◆ **Description of the task**:
Transcribe the listing exactly, leaving out every picture.

◆ **Record excerpts**:
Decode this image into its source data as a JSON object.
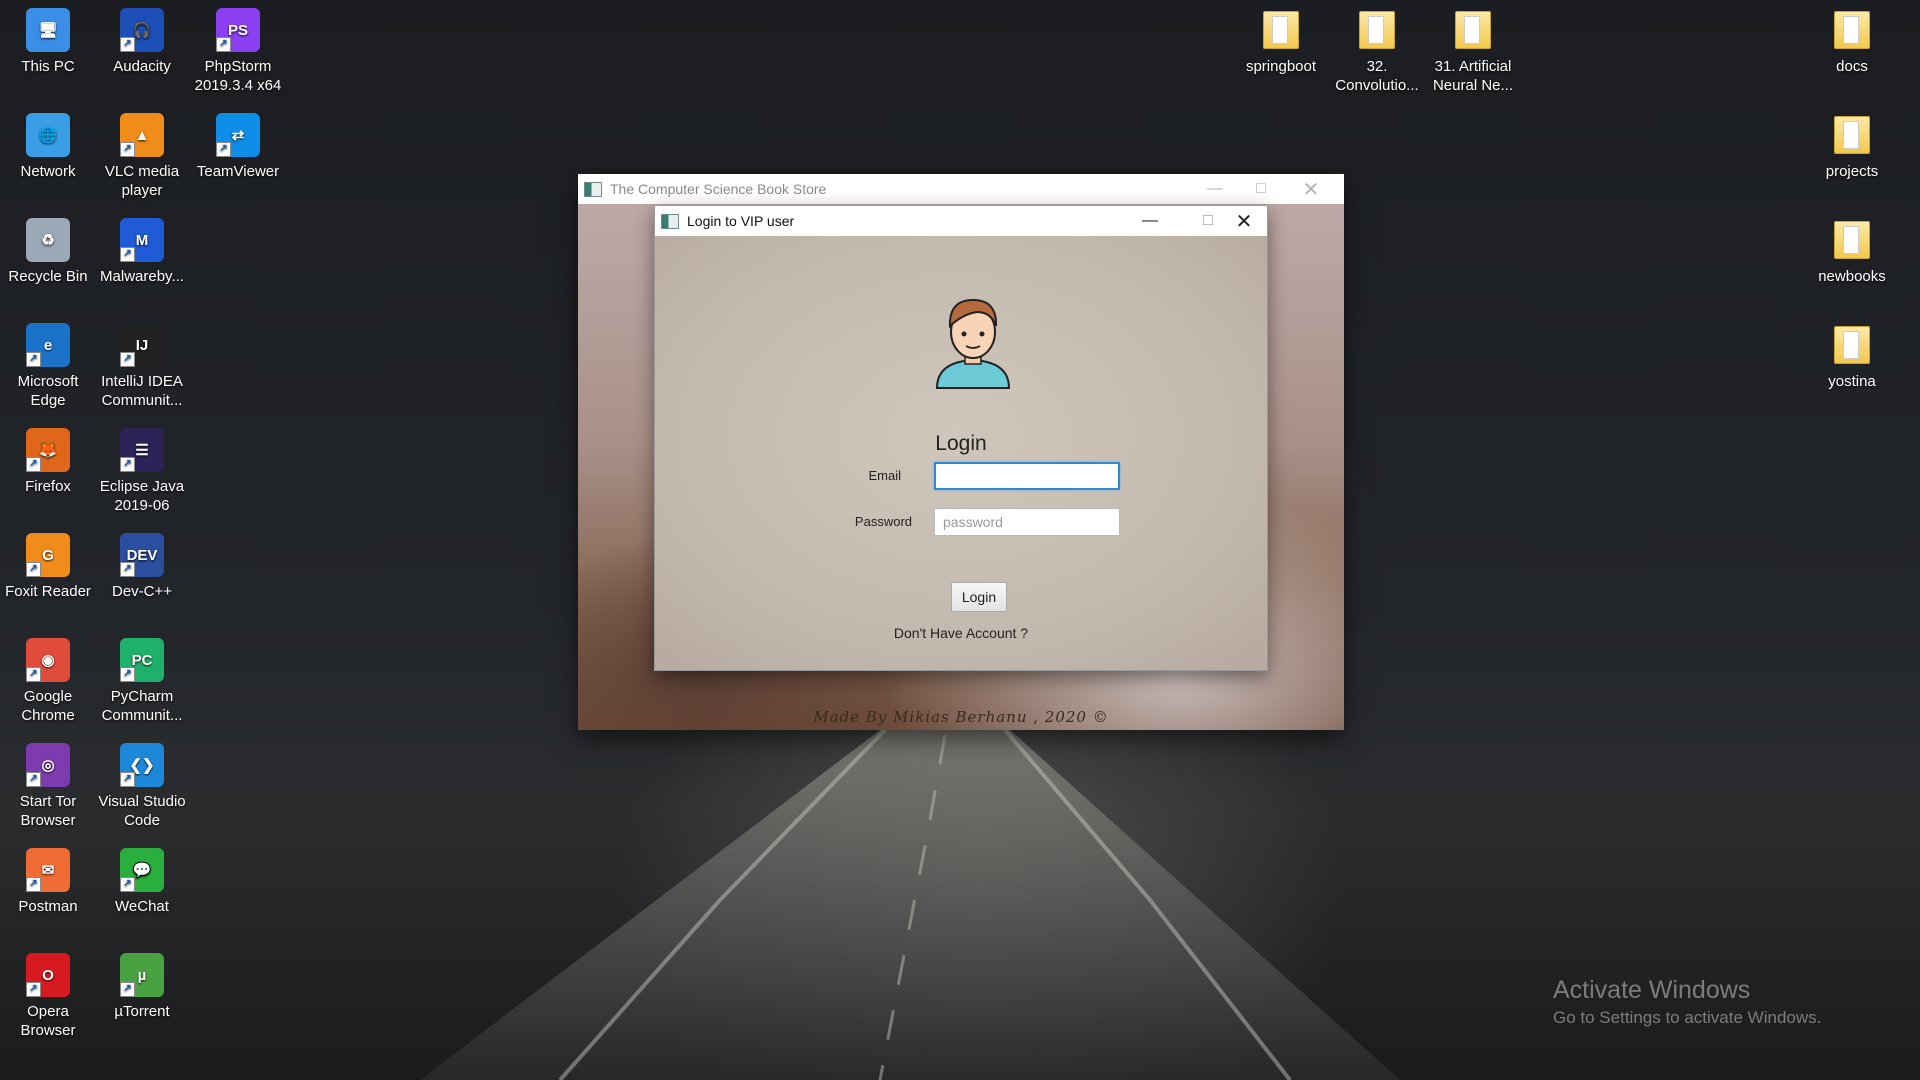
{
  "desktop": {
    "icons_left": [
      {
        "label": "This PC",
        "icon": "this-pc-icon"
      },
      {
        "label": "Audacity",
        "icon": "audacity-icon"
      },
      {
        "label": "PhpStorm 2019.3.4 x64",
        "icon": "phpstorm-icon"
      },
      {
        "label": "Network",
        "icon": "network-icon"
      },
      {
        "label": "VLC media player",
        "icon": "vlc-icon"
      },
      {
        "label": "TeamViewer",
        "icon": "teamviewer-icon"
      },
      {
        "label": "Recycle Bin",
        "icon": "recycle-bin-icon"
      },
      {
        "label": "Malwareby...",
        "icon": "malwarebytes-icon"
      },
      {
        "label": "Microsoft Edge",
        "icon": "edge-icon"
      },
      {
        "label": "IntelliJ IDEA Communit...",
        "icon": "intellij-icon"
      },
      {
        "label": "Firefox",
        "icon": "firefox-icon"
      },
      {
        "label": "Eclipse Java 2019-06",
        "icon": "eclipse-icon"
      },
      {
        "label": "Foxit Reader",
        "icon": "foxit-reader-icon"
      },
      {
        "label": "Dev-C++",
        "icon": "devcpp-icon"
      },
      {
        "label": "Google Chrome",
        "icon": "chrome-icon"
      },
      {
        "label": "PyCharm Communit...",
        "icon": "pycharm-icon"
      },
      {
        "label": "Start Tor Browser",
        "icon": "tor-browser-icon"
      },
      {
        "label": "Visual Studio Code",
        "icon": "vscode-icon"
      },
      {
        "label": "Postman",
        "icon": "postman-icon"
      },
      {
        "label": "WeChat",
        "icon": "wechat-icon"
      },
      {
        "label": "Opera Browser",
        "icon": "opera-icon"
      },
      {
        "label": "µTorrent",
        "icon": "utorrent-icon"
      }
    ],
    "icons_top": [
      {
        "label": "springboot",
        "icon": "folder-icon"
      },
      {
        "label": "32. Convolutio...",
        "icon": "folder-icon"
      },
      {
        "label": "31. Artificial Neural Ne...",
        "icon": "folder-icon"
      }
    ],
    "icons_right": [
      {
        "label": "docs",
        "icon": "folder-icon"
      },
      {
        "label": "projects",
        "icon": "folder-icon"
      },
      {
        "label": "newbooks",
        "icon": "folder-icon"
      },
      {
        "label": "yostina",
        "icon": "folder-icon"
      }
    ],
    "watermark": {
      "title": "Activate Windows",
      "subtitle": "Go to Settings to activate Windows."
    }
  },
  "main_window": {
    "title": "The Computer Science Book Store",
    "footer": "Made By Mikias Berhanu , 2020 ©"
  },
  "login_dialog": {
    "title": "Login to VIP user",
    "heading": "Login",
    "email_label": "Email",
    "email_value": "",
    "password_label": "Password",
    "password_placeholder": "password",
    "login_button": "Login",
    "signup_link": "Don't Have Account ?"
  },
  "colors": {
    "focus_border": "#2a8ad4",
    "desktop_bg": "#1f2124"
  }
}
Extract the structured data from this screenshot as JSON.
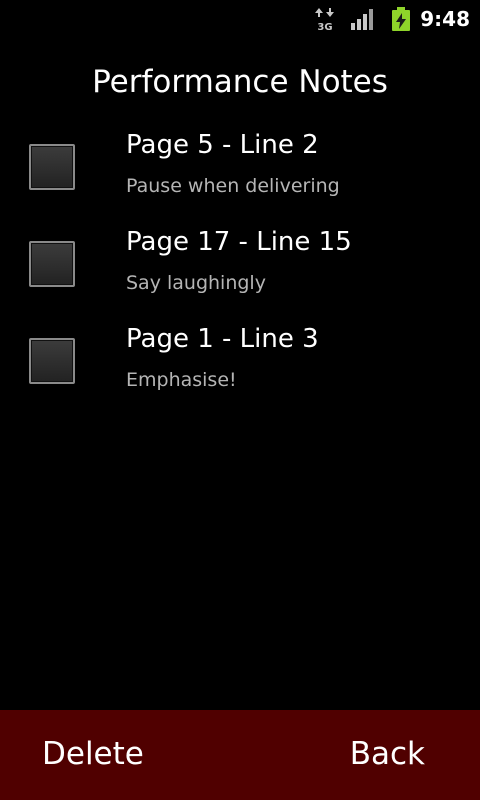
{
  "status_bar": {
    "time": "9:48",
    "network_label": "3G",
    "icons": [
      "3g-data-icon",
      "signal-strength-icon",
      "battery-charging-icon"
    ]
  },
  "title": "Performance Notes",
  "notes": [
    {
      "title": "Page 5 - Line 2",
      "subtitle": "Pause when delivering",
      "checked": false
    },
    {
      "title": "Page 17 - Line 15",
      "subtitle": "Say laughingly",
      "checked": false
    },
    {
      "title": "Page 1 - Line 3",
      "subtitle": "Emphasise!",
      "checked": false
    }
  ],
  "bottom_bar": {
    "delete_label": "Delete",
    "back_label": "Back"
  },
  "colors": {
    "background": "#000000",
    "bottom_bar": "#500000",
    "subtitle_text": "#b5b5b5",
    "battery": "#8fd42a"
  }
}
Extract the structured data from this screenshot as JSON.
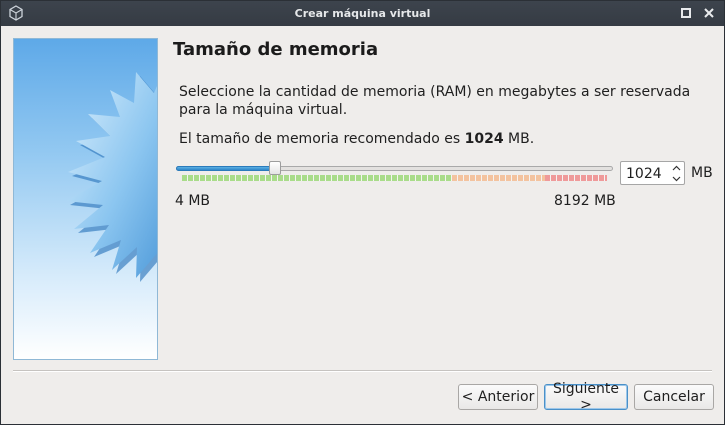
{
  "window": {
    "title": "Crear máquina virtual",
    "app_icon": "virtualbox-icon",
    "maximize_icon": "maximize-icon",
    "close_icon": "close-icon"
  },
  "page": {
    "title": "Tamaño de memoria",
    "description": "Seleccione la cantidad de memoria (RAM) en megabytes a ser reservada para la máquina virtual.",
    "recommend_prefix": "El tamaño de memoria recomendado es ",
    "recommend_value": "1024",
    "recommend_suffix": " MB."
  },
  "memory": {
    "value": "1024",
    "unit": "MB",
    "min_label": "4 MB",
    "max_label": "8192 MB",
    "min_mb": 4,
    "max_mb": 8192,
    "current_mb": 1024,
    "zones": [
      {
        "name": "safe",
        "fraction": 0.635,
        "color": "#a9dc8a"
      },
      {
        "name": "warning",
        "fraction": 0.22,
        "color": "#f3c39f"
      },
      {
        "name": "danger",
        "fraction": 0.145,
        "color": "#ef9a9a"
      }
    ]
  },
  "buttons": {
    "back": "< Anterior",
    "next": "Siguiente >",
    "cancel": "Cancelar"
  },
  "colors": {
    "accent": "#2e86c9",
    "titlebar": "#3a4048"
  }
}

◆ **Worked solution**:
Decode this image into its source data as a JSON object.
{
  "desktop": {
    "icons_left": [
      {
        "label": "This PC",
        "icon": "this-pc-icon"
      },
      {
        "label": "Audacity",
        "icon": "audacity-icon"
      },
      {
        "label": "PhpStorm 2019.3.4 x64",
        "icon": "phpstorm-icon"
      },
      {
        "label": "Network",
        "icon": "network-icon"
      },
      {
        "label": "VLC media player",
        "icon": "vlc-icon"
      },
      {
        "label": "TeamViewer",
        "icon": "teamviewer-icon"
      },
      {
        "label": "Recycle Bin",
        "icon": "recycle-bin-icon"
      },
      {
        "label": "Malwareby...",
        "icon": "malwarebytes-icon"
      },
      {
        "label": "Microsoft Edge",
        "icon": "edge-icon"
      },
      {
        "label": "IntelliJ IDEA Communit...",
        "icon": "intellij-icon"
      },
      {
        "label": "Firefox",
        "icon": "firefox-icon"
      },
      {
        "label": "Eclipse Java 2019-06",
        "icon": "eclipse-icon"
      },
      {
        "label": "Foxit Reader",
        "icon": "foxit-reader-icon"
      },
      {
        "label": "Dev-C++",
        "icon": "devcpp-icon"
      },
      {
        "label": "Google Chrome",
        "icon": "chrome-icon"
      },
      {
        "label": "PyCharm Communit...",
        "icon": "pycharm-icon"
      },
      {
        "label": "Start Tor Browser",
        "icon": "tor-browser-icon"
      },
      {
        "label": "Visual Studio Code",
        "icon": "vscode-icon"
      },
      {
        "label": "Postman",
        "icon": "postman-icon"
      },
      {
        "label": "WeChat",
        "icon": "wechat-icon"
      },
      {
        "label": "Opera Browser",
        "icon": "opera-icon"
      },
      {
        "label": "µTorrent",
        "icon": "utorrent-icon"
      }
    ],
    "icons_top": [
      {
        "label": "springboot",
        "icon": "folder-icon"
      },
      {
        "label": "32. Convolutio...",
        "icon": "folder-icon"
      },
      {
        "label": "31. Artificial Neural Ne...",
        "icon": "folder-icon"
      }
    ],
    "icons_right": [
      {
        "label": "docs",
        "icon": "folder-icon"
      },
      {
        "label": "projects",
        "icon": "folder-icon"
      },
      {
        "label": "newbooks",
        "icon": "folder-icon"
      },
      {
        "label": "yostina",
        "icon": "folder-icon"
      }
    ],
    "watermark": {
      "title": "Activate Windows",
      "subtitle": "Go to Settings to activate Windows."
    }
  },
  "main_window": {
    "title": "The Computer Science Book Store",
    "footer": "Made By Mikias Berhanu , 2020 ©"
  },
  "login_dialog": {
    "title": "Login to VIP user",
    "heading": "Login",
    "email_label": "Email",
    "email_value": "",
    "password_label": "Password",
    "password_placeholder": "password",
    "login_button": "Login",
    "signup_link": "Don't Have Account ?"
  },
  "colors": {
    "focus_border": "#2a8ad4",
    "desktop_bg": "#1f2124"
  }
}
Extract the structured data from this screenshot as JSON.
{
  "status_bar": {
    "time": "9:48",
    "network_label": "3G",
    "icons": [
      "3g-data-icon",
      "signal-strength-icon",
      "battery-charging-icon"
    ]
  },
  "title": "Performance Notes",
  "notes": [
    {
      "title": "Page 5 - Line 2",
      "subtitle": "Pause when delivering",
      "checked": false
    },
    {
      "title": "Page 17 - Line 15",
      "subtitle": "Say laughingly",
      "checked": false
    },
    {
      "title": "Page 1 - Line 3",
      "subtitle": "Emphasise!",
      "checked": false
    }
  ],
  "bottom_bar": {
    "delete_label": "Delete",
    "back_label": "Back"
  },
  "colors": {
    "background": "#000000",
    "bottom_bar": "#500000",
    "subtitle_text": "#b5b5b5",
    "battery": "#8fd42a"
  }
}
Extract the structured data from this screenshot as JSON.
{
  "window": {
    "title": "Crear máquina virtual",
    "app_icon": "virtualbox-icon",
    "maximize_icon": "maximize-icon",
    "close_icon": "close-icon"
  },
  "page": {
    "title": "Tamaño de memoria",
    "description": "Seleccione la cantidad de memoria (RAM) en megabytes a ser reservada para la máquina virtual.",
    "recommend_prefix": "El tamaño de memoria recomendado es ",
    "recommend_value": "1024",
    "recommend_suffix": " MB."
  },
  "memory": {
    "value": "1024",
    "unit": "MB",
    "min_label": "4 MB",
    "max_label": "8192 MB",
    "min_mb": 4,
    "max_mb": 8192,
    "current_mb": 1024,
    "zones": [
      {
        "name": "safe",
        "fraction": 0.635,
        "color": "#a9dc8a"
      },
      {
        "name": "warning",
        "fraction": 0.22,
        "color": "#f3c39f"
      },
      {
        "name": "danger",
        "fraction": 0.145,
        "color": "#ef9a9a"
      }
    ]
  },
  "buttons": {
    "back": "< Anterior",
    "next": "Siguiente >",
    "cancel": "Cancelar"
  },
  "colors": {
    "accent": "#2e86c9",
    "titlebar": "#3a4048"
  }
}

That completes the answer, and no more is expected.